-- START Entries supplied --
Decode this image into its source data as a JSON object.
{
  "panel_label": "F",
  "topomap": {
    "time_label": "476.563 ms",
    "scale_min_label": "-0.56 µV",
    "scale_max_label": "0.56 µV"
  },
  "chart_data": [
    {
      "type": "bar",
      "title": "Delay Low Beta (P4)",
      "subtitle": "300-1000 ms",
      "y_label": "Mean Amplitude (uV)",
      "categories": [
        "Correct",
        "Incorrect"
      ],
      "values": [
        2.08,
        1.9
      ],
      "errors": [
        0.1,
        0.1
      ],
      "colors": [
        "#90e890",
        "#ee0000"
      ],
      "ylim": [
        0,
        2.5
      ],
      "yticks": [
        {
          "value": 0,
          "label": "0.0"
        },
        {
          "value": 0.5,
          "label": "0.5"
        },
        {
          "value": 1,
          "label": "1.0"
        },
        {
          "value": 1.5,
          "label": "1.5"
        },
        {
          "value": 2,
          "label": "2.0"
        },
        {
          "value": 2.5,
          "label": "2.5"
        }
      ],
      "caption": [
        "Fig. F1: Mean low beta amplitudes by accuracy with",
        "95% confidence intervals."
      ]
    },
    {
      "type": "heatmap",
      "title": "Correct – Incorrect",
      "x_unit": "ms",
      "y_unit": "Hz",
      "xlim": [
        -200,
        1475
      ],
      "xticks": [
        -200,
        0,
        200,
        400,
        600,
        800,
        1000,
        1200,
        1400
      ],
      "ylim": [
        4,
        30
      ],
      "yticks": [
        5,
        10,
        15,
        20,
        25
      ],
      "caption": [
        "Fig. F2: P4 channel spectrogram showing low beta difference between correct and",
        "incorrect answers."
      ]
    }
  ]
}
-- END Entries supplied --
Given exercise =>
Each entry is to be returned in full, character for character.

Correct response =>
Decode this image into its source data as a JSON object.
{
  "panel_label": "F",
  "topomap": {
    "time_label": "476.563 ms",
    "scale_min_label": "-0.56 µV",
    "scale_max_label": "0.56 µV"
  },
  "chart_data": [
    {
      "type": "bar",
      "title": "Delay Low Beta (P4)",
      "subtitle": "300-1000 ms",
      "y_label": "Mean Amplitude (uV)",
      "categories": [
        "Correct",
        "Incorrect"
      ],
      "values": [
        2.08,
        1.9
      ],
      "errors": [
        0.1,
        0.1
      ],
      "colors": [
        "#90e890",
        "#ee0000"
      ],
      "ylim": [
        0,
        2.5
      ],
      "yticks": [
        {
          "value": 0,
          "label": "0.0"
        },
        {
          "value": 0.5,
          "label": "0.5"
        },
        {
          "value": 1,
          "label": "1.0"
        },
        {
          "value": 1.5,
          "label": "1.5"
        },
        {
          "value": 2,
          "label": "2.0"
        },
        {
          "value": 2.5,
          "label": "2.5"
        }
      ],
      "caption": [
        "Fig. F1: Mean low beta amplitudes by accuracy with",
        "95% confidence intervals."
      ]
    },
    {
      "type": "heatmap",
      "title": "Correct – Incorrect",
      "x_unit": "ms",
      "y_unit": "Hz",
      "xlim": [
        -200,
        1475
      ],
      "xticks": [
        -200,
        0,
        200,
        400,
        600,
        800,
        1000,
        1200,
        1400
      ],
      "ylim": [
        4,
        30
      ],
      "yticks": [
        5,
        10,
        15,
        20,
        25
      ],
      "caption": [
        "Fig. F2: P4 channel spectrogram showing low beta difference between correct and",
        "incorrect answers."
      ]
    }
  ]
}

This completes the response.